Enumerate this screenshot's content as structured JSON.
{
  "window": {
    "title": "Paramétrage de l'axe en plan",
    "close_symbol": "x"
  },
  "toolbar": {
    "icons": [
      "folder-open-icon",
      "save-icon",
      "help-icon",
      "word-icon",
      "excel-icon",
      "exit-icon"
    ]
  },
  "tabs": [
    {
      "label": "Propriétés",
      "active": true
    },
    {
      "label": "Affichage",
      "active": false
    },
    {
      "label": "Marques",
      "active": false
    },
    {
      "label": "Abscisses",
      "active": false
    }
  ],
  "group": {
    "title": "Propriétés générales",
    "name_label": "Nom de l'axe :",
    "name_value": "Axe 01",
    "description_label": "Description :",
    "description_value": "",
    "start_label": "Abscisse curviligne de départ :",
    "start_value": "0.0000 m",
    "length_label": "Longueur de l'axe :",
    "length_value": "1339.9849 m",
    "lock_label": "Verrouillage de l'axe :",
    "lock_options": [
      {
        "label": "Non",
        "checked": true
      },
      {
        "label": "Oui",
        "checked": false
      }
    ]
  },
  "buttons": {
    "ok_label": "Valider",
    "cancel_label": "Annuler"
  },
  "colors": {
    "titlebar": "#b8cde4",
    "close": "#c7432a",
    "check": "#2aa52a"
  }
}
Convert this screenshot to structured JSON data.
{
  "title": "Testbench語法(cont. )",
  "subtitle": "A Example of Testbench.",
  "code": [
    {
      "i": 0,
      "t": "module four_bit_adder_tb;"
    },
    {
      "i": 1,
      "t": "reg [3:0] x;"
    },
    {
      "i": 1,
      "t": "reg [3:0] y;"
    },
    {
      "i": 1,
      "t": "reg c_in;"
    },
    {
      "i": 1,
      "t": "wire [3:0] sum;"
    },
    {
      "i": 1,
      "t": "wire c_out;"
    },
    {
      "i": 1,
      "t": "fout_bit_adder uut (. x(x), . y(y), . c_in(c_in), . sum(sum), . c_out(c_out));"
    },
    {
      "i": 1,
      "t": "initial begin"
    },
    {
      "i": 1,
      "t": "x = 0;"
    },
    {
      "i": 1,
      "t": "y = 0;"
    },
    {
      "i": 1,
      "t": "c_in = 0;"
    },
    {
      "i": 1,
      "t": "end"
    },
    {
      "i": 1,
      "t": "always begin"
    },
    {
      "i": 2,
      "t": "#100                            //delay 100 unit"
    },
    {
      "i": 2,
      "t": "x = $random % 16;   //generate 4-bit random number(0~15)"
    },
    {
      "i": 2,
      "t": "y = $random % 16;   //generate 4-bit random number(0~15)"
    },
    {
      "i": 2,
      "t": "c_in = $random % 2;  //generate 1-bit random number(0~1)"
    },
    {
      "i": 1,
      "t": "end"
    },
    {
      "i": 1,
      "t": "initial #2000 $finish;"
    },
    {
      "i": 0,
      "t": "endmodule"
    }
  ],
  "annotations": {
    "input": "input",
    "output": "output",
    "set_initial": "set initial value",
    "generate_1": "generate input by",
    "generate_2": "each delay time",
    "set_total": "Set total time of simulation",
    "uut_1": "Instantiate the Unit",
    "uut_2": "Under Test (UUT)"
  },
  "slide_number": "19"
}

※

● **Exercise goal**:
In the entries above, find each line with the word "delay" and copy it.

● **Answer to the exercise**:
      "t": "#100                            //delay 100 unit"
    "generate_2": "each delay time",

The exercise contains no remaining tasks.